## Exercise aim
Scan the data for "dóbr" and copy the lines it appears in.

#### Input for this task

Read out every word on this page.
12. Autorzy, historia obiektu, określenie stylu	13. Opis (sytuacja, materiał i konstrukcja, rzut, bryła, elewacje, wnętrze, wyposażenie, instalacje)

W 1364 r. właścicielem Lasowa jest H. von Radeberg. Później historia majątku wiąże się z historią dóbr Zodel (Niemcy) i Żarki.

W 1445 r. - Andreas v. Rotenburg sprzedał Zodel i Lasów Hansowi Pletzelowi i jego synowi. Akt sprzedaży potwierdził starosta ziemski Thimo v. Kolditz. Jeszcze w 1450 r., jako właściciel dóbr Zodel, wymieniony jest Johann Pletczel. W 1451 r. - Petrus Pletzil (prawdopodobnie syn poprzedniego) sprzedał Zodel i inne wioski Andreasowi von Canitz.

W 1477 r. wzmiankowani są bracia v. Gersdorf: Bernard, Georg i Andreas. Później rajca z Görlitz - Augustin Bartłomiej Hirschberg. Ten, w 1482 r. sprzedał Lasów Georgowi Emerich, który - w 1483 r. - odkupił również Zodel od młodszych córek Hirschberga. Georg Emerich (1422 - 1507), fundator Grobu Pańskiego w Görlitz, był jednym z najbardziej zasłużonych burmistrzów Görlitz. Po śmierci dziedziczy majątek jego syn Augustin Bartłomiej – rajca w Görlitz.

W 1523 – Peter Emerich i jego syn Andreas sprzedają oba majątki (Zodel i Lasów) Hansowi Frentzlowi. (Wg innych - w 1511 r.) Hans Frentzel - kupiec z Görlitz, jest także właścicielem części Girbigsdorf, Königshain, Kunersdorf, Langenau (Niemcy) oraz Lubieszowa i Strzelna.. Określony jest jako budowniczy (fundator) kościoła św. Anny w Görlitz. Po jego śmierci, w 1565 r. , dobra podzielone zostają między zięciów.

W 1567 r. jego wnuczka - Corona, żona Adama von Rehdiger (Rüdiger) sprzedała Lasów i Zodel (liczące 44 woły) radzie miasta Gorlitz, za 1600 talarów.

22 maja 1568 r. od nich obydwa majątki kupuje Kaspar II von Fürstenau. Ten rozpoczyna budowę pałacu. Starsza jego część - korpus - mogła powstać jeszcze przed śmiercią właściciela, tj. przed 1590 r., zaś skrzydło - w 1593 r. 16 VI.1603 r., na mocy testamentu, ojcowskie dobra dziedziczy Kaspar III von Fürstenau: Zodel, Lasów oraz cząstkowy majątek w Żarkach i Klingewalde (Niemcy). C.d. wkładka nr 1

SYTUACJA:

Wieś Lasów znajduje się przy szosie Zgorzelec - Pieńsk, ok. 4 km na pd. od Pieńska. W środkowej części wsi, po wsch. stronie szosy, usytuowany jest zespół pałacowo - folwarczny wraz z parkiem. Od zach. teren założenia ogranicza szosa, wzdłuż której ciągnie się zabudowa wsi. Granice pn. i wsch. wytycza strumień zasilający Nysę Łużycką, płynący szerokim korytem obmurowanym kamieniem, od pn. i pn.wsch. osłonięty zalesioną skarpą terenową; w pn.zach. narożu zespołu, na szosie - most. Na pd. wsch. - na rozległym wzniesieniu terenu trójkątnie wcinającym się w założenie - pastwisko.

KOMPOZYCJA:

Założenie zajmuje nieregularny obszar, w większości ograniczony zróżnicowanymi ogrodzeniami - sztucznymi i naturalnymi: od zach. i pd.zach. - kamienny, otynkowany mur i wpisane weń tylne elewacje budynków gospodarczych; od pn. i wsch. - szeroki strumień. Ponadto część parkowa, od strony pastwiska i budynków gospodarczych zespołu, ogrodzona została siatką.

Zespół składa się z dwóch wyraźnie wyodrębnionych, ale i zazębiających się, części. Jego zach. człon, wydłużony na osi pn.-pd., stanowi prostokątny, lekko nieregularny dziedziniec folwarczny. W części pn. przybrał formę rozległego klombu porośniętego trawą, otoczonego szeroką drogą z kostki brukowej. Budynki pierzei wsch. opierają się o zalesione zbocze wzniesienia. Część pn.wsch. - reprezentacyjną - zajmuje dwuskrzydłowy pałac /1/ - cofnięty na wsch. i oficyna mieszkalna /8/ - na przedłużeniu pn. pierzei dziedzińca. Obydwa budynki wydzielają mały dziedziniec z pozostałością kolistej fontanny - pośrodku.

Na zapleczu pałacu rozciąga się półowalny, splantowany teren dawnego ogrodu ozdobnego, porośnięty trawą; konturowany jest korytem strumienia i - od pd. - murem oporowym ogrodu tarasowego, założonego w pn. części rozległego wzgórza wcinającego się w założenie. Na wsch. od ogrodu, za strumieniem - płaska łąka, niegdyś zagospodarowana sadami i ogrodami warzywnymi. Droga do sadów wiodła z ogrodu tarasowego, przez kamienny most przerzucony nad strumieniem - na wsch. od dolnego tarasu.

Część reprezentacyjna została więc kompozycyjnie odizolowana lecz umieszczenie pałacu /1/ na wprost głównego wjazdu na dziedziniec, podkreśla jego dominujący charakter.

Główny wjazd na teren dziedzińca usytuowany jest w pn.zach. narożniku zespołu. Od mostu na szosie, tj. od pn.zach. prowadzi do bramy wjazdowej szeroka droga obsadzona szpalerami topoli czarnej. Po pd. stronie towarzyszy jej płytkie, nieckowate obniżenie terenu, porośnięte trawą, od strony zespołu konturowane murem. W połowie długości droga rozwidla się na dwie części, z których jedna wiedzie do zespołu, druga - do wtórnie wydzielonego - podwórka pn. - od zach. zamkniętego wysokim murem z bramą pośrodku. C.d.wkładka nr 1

########

## Result of this exercise
W 1364 r. właścicielem Lasowa jest H. von Radeberg. Później historia majątku wiąże się z historią dóbr Zodel (Niemcy) i Żarki.
W 1445 r. - Andreas v. Rotenburg sprzedał Zodel i Lasów Hansowi Pletzelowi i jego synowi. Akt sprzedaży potwierdził starosta ziemski Thimo v. Kolditz. Jeszcze w 1450 r., jako właściciel dóbr Zodel, wymieniony jest Johann Pletczel. W 1451 r. - Petrus Pletzil (prawdopodobnie syn poprzedniego) sprzedał Zodel i inne wioski Andreasowi von Canitz.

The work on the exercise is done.